_Task statement:_
Copy the records exactly, leaving out every picture.

(Source records)

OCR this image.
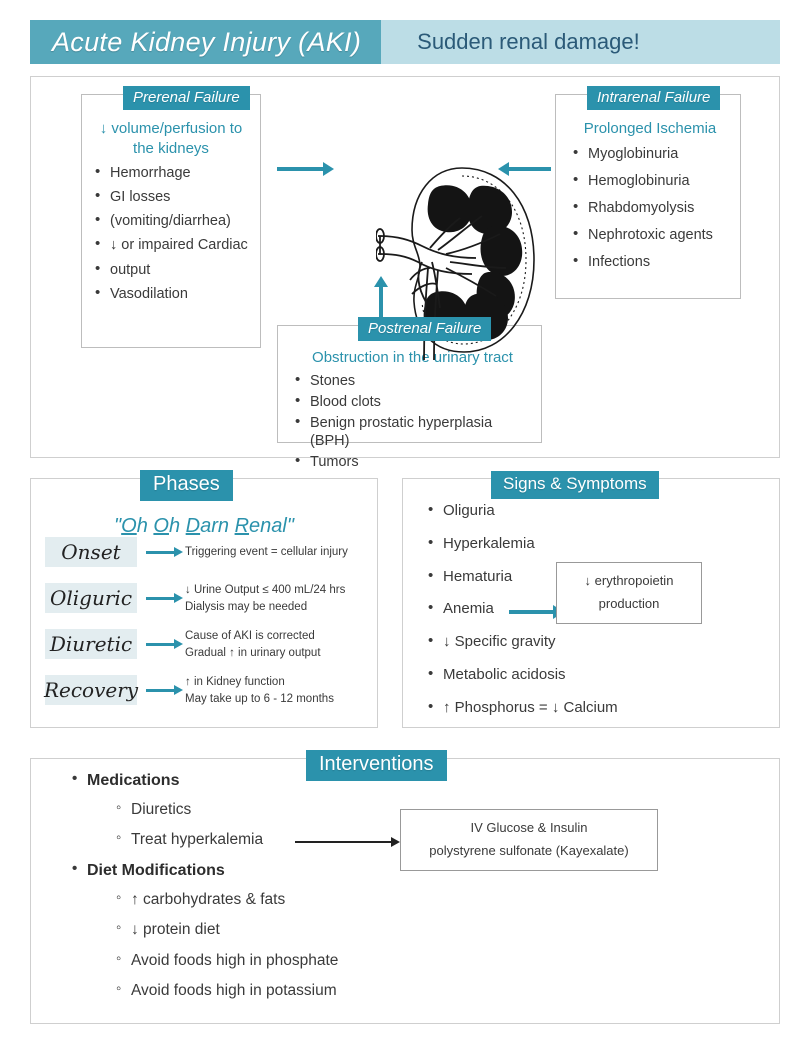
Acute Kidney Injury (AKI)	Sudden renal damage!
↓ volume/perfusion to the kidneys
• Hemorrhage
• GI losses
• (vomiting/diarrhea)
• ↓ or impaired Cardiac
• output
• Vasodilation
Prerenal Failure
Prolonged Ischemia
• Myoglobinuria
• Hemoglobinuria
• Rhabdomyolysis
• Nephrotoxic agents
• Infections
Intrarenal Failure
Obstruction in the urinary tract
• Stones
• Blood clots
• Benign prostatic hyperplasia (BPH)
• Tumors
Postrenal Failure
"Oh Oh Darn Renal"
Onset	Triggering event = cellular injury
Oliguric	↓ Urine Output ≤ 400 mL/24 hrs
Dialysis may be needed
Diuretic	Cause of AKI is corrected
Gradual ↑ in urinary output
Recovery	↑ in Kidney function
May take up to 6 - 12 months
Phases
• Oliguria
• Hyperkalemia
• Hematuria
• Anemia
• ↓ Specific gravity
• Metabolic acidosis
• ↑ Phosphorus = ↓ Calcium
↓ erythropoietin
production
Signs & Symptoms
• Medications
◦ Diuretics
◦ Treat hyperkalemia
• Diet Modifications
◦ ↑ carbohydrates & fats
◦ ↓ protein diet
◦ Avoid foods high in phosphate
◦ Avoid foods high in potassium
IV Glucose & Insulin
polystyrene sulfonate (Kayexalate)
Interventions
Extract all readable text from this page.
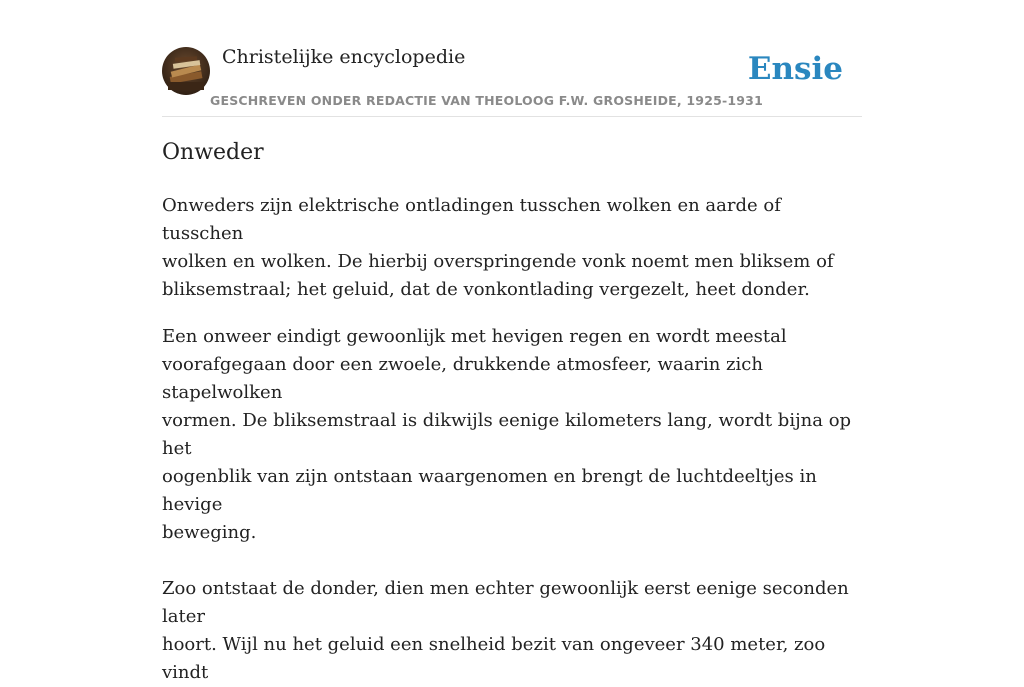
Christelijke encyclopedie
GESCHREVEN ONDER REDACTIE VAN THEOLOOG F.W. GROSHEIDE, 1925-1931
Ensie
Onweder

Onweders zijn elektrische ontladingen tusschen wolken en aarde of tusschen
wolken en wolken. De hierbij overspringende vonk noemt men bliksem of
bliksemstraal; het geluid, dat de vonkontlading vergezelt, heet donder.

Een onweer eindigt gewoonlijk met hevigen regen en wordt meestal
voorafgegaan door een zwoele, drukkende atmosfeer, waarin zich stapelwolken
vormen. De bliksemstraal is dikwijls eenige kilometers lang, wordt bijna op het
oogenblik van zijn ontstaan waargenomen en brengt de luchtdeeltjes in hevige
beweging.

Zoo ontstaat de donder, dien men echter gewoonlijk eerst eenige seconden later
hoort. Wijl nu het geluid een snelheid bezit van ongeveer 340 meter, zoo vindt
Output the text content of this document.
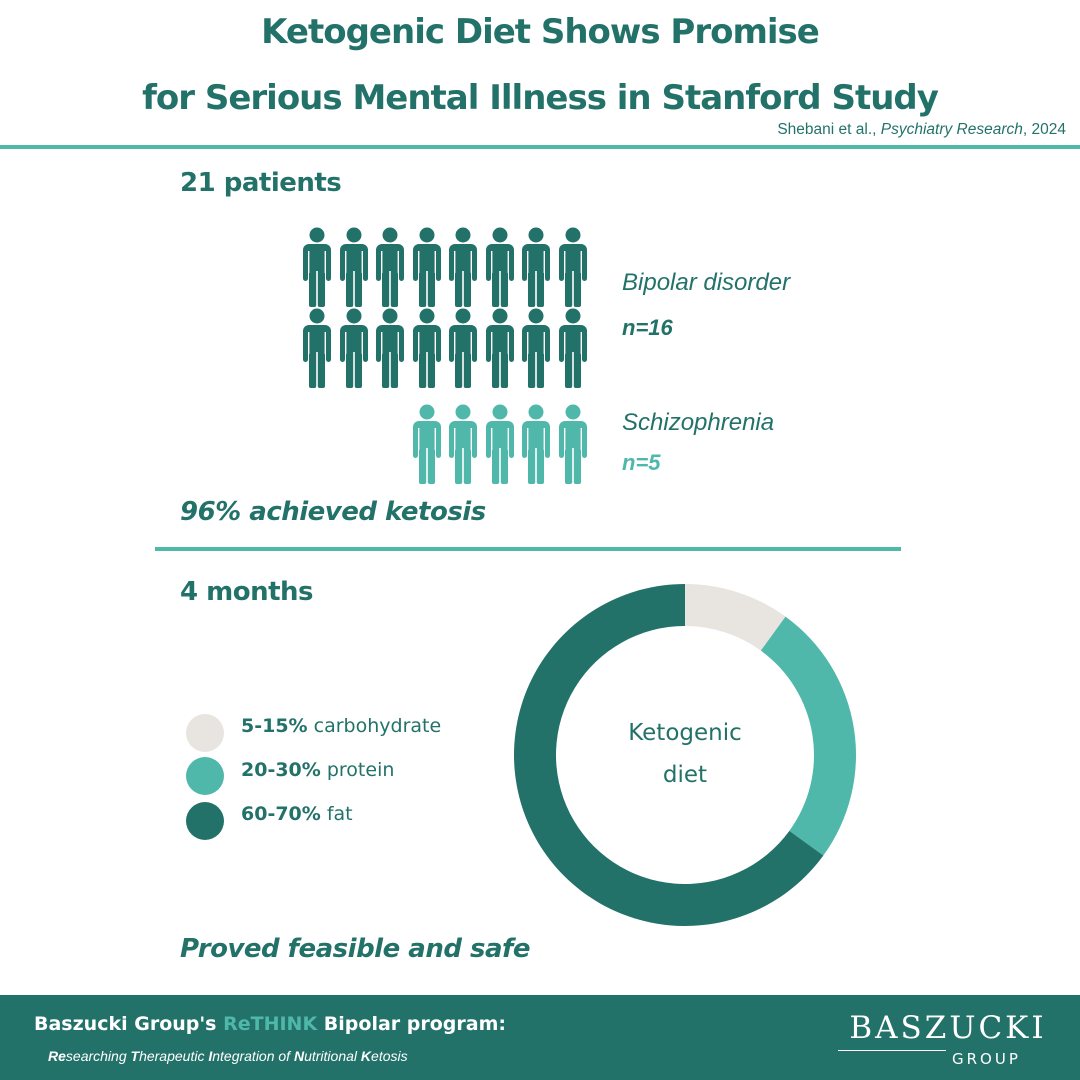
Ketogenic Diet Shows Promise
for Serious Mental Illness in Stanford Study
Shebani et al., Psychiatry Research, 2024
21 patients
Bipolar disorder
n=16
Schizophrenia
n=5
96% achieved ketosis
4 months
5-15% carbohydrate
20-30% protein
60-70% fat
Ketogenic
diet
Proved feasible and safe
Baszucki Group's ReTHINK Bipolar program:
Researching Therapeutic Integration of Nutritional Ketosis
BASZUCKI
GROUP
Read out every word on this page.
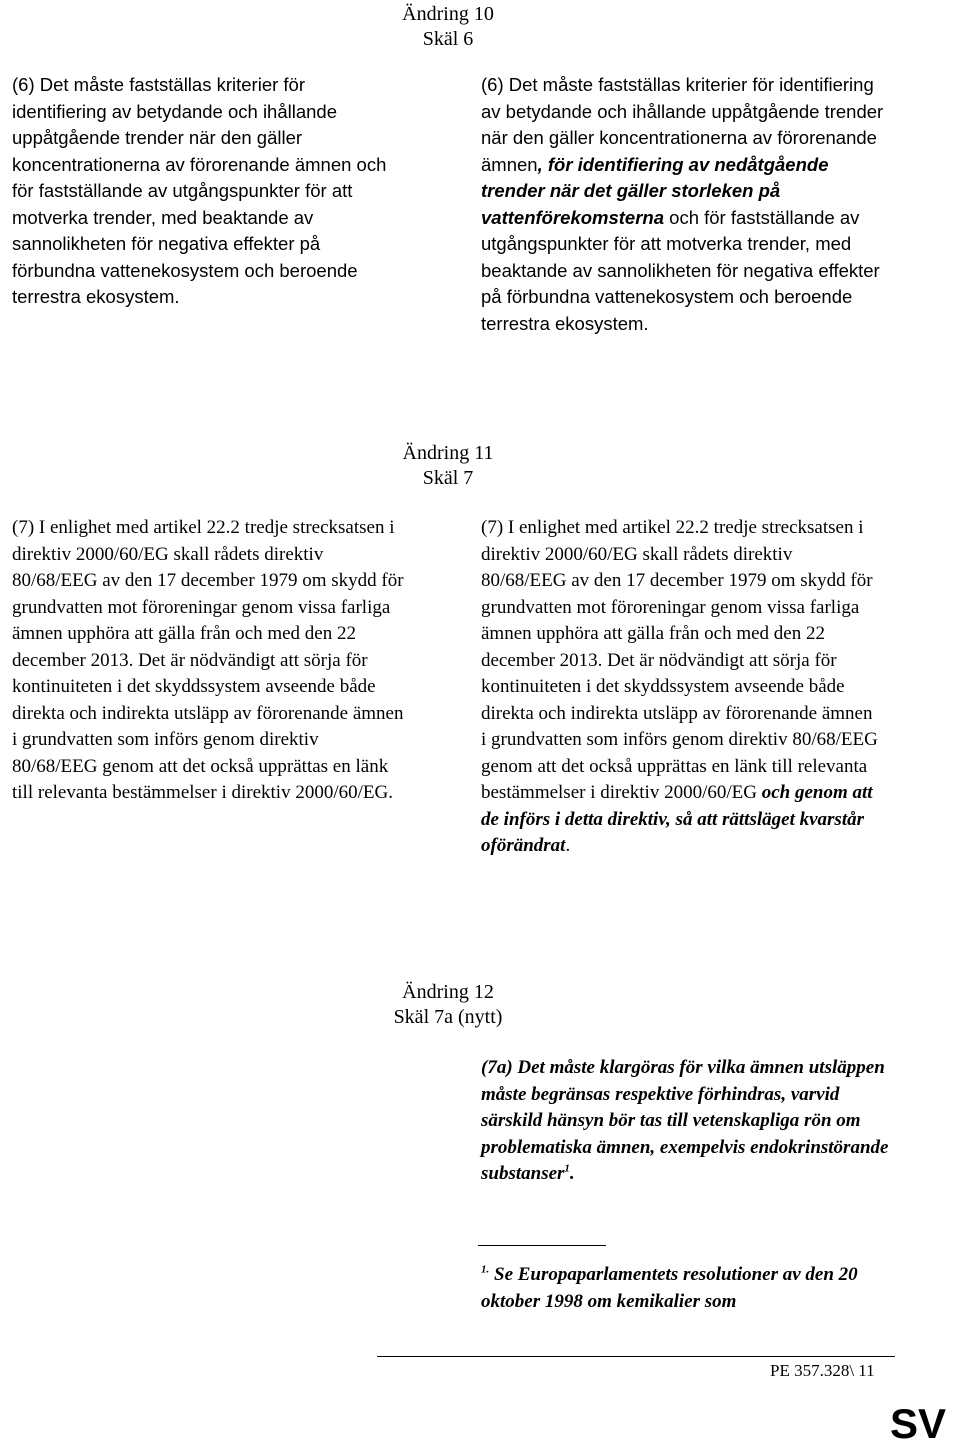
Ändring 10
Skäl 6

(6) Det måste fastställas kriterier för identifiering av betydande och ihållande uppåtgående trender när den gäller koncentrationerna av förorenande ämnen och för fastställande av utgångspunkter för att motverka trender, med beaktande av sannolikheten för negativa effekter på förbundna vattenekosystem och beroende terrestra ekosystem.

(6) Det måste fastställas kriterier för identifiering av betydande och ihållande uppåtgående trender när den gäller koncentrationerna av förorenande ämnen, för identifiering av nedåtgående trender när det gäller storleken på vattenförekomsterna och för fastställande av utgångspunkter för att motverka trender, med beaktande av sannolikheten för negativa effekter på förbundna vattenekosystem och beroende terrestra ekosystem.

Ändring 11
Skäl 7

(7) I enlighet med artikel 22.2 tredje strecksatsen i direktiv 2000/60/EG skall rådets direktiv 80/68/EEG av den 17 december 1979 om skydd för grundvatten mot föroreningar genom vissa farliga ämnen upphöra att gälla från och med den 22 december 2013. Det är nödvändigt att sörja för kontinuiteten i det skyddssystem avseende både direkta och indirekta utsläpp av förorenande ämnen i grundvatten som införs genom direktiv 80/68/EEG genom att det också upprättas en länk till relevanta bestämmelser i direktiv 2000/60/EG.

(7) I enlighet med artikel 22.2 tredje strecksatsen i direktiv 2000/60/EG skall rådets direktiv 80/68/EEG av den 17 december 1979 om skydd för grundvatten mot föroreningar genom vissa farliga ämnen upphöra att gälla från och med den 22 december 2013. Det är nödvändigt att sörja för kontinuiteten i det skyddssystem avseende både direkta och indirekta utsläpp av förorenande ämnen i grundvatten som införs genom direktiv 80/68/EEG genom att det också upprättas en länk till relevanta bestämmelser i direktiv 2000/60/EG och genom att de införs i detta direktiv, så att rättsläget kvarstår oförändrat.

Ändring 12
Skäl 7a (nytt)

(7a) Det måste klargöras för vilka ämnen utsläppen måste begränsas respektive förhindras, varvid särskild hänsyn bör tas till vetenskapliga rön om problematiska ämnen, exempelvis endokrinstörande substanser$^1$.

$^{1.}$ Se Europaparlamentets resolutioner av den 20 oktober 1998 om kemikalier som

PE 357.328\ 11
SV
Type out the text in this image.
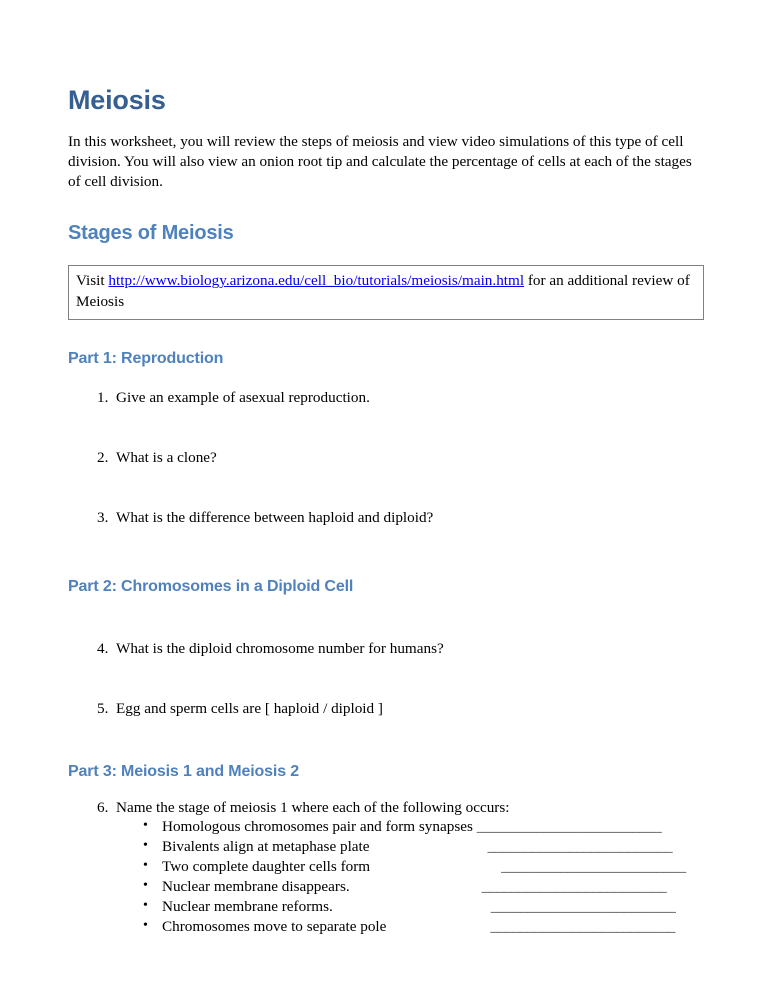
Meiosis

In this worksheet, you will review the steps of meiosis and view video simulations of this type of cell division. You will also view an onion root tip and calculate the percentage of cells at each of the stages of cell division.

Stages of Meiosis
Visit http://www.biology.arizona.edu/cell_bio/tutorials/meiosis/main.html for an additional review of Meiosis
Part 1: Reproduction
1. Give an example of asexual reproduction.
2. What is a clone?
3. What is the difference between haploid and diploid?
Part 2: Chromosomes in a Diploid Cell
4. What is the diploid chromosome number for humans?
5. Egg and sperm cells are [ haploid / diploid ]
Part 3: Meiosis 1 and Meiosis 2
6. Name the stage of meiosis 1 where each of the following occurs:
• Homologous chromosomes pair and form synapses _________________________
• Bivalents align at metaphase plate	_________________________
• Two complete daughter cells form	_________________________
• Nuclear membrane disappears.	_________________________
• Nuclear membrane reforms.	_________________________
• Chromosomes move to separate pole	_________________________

_Exercise answer:_
OCR this image.
Acute Kidney Injury (AKI)	Sudden renal damage!
↓ volume/perfusion to the kidneys
• Hemorrhage
• GI losses
• (vomiting/diarrhea)
• ↓ or impaired Cardiac
• output
• Vasodilation
Prerenal Failure
Prolonged Ischemia
• Myoglobinuria
• Hemoglobinuria
• Rhabdomyolysis
• Nephrotoxic agents
• Infections
Intrarenal Failure
Obstruction in the urinary tract
• Stones
• Blood clots
• Benign prostatic hyperplasia (BPH)
• Tumors
Postrenal Failure
"Oh Oh Darn Renal"
Onset	Triggering event = cellular injury
Oliguric	↓ Urine Output ≤ 400 mL/24 hrs
Dialysis may be needed
Diuretic	Cause of AKI is corrected
Gradual ↑ in urinary output
Recovery	↑ in Kidney function
May take up to 6 - 12 months
Phases
• Oliguria
• Hyperkalemia
• Hematuria
• Anemia
• ↓ Specific gravity
• Metabolic acidosis
• ↑ Phosphorus = ↓ Calcium
↓ erythropoietin
production
Signs & Symptoms
• Medications
◦ Diuretics
◦ Treat hyperkalemia
• Diet Modifications
◦ ↑ carbohydrates & fats
◦ ↓ protein diet
◦ Avoid foods high in phosphate
◦ Avoid foods high in potassium
IV Glucose & Insulin
polystyrene sulfonate (Kayexalate)
Interventions
Extract all readable text from this page.
Christelijke encyclopedie
GESCHREVEN ONDER REDACTIE VAN THEOLOOG F.W. GROSHEIDE, 1925-1931
Ensie
Onweder

Onweders zijn elektrische ontladingen tusschen wolken en aarde of tusschen
wolken en wolken. De hierbij overspringende vonk noemt men bliksem of
bliksemstraal; het geluid, dat de vonkontlading vergezelt, heet donder.

Een onweer eindigt gewoonlijk met hevigen regen en wordt meestal
voorafgegaan door een zwoele, drukkende atmosfeer, waarin zich stapelwolken
vormen. De bliksemstraal is dikwijls eenige kilometers lang, wordt bijna op het
oogenblik van zijn ontstaan waargenomen en brengt de luchtdeeltjes in hevige
beweging.

Zoo ontstaat de donder, dien men echter gewoonlijk eerst eenige seconden later
hoort. Wijl nu het geluid een snelheid bezit van ongeveer 340 meter, zoo vindt
Output the text content of this document.
Ketogenic Diet Shows Promise
for Serious Mental Illness in Stanford Study
Shebani et al., Psychiatry Research, 2024
21 patients
Bipolar disorder
n=16
Schizophrenia
n=5
96% achieved ketosis
4 months
5-15% carbohydrate
20-30% protein
60-70% fat
Ketogenic
diet
Proved feasible and safe
Baszucki Group's ReTHINK Bipolar program:
Researching Therapeutic Integration of Nutritional Ketosis
BASZUCKI
GROUP
Read out every word on this page.
Ändring 10
Skäl 6

(6) Det måste fastställas kriterier för identifiering av betydande och ihållande uppåtgående trender när den gäller koncentrationerna av förorenande ämnen och för fastställande av utgångspunkter för att motverka trender, med beaktande av sannolikheten för negativa effekter på förbundna vattenekosystem och beroende terrestra ekosystem.

(6) Det måste fastställas kriterier för identifiering av betydande och ihållande uppåtgående trender när den gäller koncentrationerna av förorenande ämnen, för identifiering av nedåtgående trender när det gäller storleken på vattenförekomsterna och för fastställande av utgångspunkter för att motverka trender, med beaktande av sannolikheten för negativa effekter på förbundna vattenekosystem och beroende terrestra ekosystem.

Ändring 11
Skäl 7

(7) I enlighet med artikel 22.2 tredje strecksatsen i direktiv 2000/60/EG skall rådets direktiv 80/68/EEG av den 17 december 1979 om skydd för grundvatten mot föroreningar genom vissa farliga ämnen upphöra att gälla från och med den 22 december 2013. Det är nödvändigt att sörja för kontinuiteten i det skyddssystem avseende både direkta och indirekta utsläpp av förorenande ämnen i grundvatten som införs genom direktiv 80/68/EEG genom att det också upprättas en länk till relevanta bestämmelser i direktiv 2000/60/EG.

(7) I enlighet med artikel 22.2 tredje strecksatsen i direktiv 2000/60/EG skall rådets direktiv 80/68/EEG av den 17 december 1979 om skydd för grundvatten mot föroreningar genom vissa farliga ämnen upphöra att gälla från och med den 22 december 2013. Det är nödvändigt att sörja för kontinuiteten i det skyddssystem avseende både direkta och indirekta utsläpp av förorenande ämnen i grundvatten som införs genom direktiv 80/68/EEG genom att det också upprättas en länk till relevanta bestämmelser i direktiv 2000/60/EG och genom att de införs i detta direktiv, så att rättsläget kvarstår oförändrat.

Ändring 12
Skäl 7a (nytt)

(7a) Det måste klargöras för vilka ämnen utsläppen måste begränsas respektive förhindras, varvid särskild hänsyn bör tas till vetenskapliga rön om problematiska ämnen, exempelvis endokrinstörande substanser$^1$.

$^{1.}$ Se Europaparlamentets resolutioner av den 20 oktober 1998 om kemikalier som

PE 357.328\ 11
SV
Type out the text in this image.
Meiosis

In this worksheet, you will review the steps of meiosis and view video simulations of this type of cell division. You will also view an onion root tip and calculate the percentage of cells at each of the stages of cell division.

Stages of Meiosis
Visit http://www.biology.arizona.edu/cell_bio/tutorials/meiosis/main.html for an additional review of Meiosis
Part 1: Reproduction
1. Give an example of asexual reproduction.
2. What is a clone?
3. What is the difference between haploid and diploid?
Part 2: Chromosomes in a Diploid Cell
4. What is the diploid chromosome number for humans?
5. Egg and sperm cells are [ haploid / diploid ]
Part 3: Meiosis 1 and Meiosis 2
6. Name the stage of meiosis 1 where each of the following occurs:
• Homologous chromosomes pair and form synapses _________________________
• Bivalents align at metaphase plate	_________________________
• Two complete daughter cells form	_________________________
• Nuclear membrane disappears.	_________________________
• Nuclear membrane reforms.	_________________________
• Chromosomes move to separate pole	_________________________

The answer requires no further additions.